What to work on: Keep every line where the word "were" appears; drop the rest.

Dataset items:
** Start **

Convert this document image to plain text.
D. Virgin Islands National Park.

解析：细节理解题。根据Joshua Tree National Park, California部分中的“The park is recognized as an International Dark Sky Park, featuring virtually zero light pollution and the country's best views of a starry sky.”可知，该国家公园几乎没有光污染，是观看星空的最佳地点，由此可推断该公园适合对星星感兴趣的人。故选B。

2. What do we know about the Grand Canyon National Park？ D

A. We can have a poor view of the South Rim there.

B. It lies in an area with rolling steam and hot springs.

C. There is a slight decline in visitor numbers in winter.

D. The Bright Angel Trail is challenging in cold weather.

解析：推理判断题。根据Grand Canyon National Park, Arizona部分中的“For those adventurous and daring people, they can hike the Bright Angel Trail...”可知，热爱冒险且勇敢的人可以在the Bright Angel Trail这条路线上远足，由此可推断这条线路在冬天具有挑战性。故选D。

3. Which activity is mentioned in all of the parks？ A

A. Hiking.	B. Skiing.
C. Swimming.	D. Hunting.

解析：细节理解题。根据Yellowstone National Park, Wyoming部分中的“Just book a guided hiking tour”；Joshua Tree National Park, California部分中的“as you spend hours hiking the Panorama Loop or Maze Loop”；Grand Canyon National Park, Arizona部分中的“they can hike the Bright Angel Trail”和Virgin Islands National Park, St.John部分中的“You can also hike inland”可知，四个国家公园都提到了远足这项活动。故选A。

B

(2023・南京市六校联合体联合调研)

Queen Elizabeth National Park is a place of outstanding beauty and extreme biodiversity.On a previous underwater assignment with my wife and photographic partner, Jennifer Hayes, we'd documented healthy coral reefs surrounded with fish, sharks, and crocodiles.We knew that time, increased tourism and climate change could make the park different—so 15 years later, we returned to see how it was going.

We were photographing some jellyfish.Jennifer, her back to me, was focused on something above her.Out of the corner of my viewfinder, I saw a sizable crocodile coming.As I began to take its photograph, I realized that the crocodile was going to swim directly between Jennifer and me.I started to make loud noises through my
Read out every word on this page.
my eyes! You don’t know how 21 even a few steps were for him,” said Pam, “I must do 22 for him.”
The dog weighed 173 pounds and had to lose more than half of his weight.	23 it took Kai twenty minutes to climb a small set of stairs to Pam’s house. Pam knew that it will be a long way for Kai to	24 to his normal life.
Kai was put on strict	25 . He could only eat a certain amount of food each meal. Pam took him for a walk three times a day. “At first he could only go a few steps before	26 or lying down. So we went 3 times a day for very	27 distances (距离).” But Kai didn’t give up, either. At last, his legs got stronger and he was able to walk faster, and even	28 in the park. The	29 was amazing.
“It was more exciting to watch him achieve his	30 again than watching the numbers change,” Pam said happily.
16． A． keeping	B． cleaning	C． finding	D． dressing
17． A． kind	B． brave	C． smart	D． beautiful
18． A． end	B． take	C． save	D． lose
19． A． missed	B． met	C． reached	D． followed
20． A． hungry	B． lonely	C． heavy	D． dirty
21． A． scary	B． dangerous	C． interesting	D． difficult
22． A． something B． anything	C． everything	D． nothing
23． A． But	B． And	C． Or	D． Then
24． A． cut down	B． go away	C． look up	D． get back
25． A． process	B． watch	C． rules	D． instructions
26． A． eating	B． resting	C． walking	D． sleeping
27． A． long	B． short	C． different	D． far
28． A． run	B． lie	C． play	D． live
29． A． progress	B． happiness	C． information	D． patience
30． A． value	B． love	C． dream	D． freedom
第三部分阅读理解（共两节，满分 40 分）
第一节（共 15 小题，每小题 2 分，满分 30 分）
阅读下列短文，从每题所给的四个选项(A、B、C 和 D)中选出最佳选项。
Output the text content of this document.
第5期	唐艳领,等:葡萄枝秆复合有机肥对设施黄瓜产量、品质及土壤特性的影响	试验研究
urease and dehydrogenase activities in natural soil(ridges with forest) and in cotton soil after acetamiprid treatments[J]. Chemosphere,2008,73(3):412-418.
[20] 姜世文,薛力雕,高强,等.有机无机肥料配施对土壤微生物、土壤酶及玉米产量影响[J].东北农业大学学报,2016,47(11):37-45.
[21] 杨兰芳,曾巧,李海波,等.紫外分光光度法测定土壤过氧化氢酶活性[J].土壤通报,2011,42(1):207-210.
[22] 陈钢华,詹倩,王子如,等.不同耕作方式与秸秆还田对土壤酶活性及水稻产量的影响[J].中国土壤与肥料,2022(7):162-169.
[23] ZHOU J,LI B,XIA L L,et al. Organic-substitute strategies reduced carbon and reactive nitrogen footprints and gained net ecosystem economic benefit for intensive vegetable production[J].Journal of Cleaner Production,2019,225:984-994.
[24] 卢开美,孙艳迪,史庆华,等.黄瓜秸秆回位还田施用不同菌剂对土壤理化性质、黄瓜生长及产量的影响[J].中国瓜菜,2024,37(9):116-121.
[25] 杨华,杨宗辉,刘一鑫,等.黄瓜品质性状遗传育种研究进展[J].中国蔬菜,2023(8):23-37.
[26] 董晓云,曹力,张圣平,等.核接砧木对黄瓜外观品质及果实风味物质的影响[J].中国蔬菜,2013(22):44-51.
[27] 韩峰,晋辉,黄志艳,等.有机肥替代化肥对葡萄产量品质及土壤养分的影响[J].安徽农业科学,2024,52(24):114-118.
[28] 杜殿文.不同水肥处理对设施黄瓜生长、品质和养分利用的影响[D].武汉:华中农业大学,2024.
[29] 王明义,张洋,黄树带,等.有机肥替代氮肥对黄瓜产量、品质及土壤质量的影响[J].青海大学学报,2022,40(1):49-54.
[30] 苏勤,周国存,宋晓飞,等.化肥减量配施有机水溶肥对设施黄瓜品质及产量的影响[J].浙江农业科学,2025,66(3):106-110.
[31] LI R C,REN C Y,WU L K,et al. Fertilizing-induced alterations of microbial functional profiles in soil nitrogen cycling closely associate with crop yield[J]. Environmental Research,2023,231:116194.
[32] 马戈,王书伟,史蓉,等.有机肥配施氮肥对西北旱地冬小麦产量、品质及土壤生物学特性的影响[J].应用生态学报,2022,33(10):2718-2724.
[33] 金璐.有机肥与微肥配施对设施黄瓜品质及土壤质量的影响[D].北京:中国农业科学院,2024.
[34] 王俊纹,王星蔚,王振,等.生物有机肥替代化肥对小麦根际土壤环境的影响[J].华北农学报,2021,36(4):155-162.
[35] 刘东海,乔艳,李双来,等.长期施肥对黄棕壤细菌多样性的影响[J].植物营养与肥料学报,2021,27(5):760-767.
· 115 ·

** End **

Completed task:
We were photographing some jellyfish.Jennifer, her back to me, was focused on something above her.Out of the corner of my viewfinder, I saw a sizable crocodile coming.As I began to take its photograph, I realized that the crocodile was going to swim directly between Jennifer and me.I started to make loud noises through my
my eyes! You don’t know how 21 even a few steps were for him,” said Pam, “I must do 22 for him.”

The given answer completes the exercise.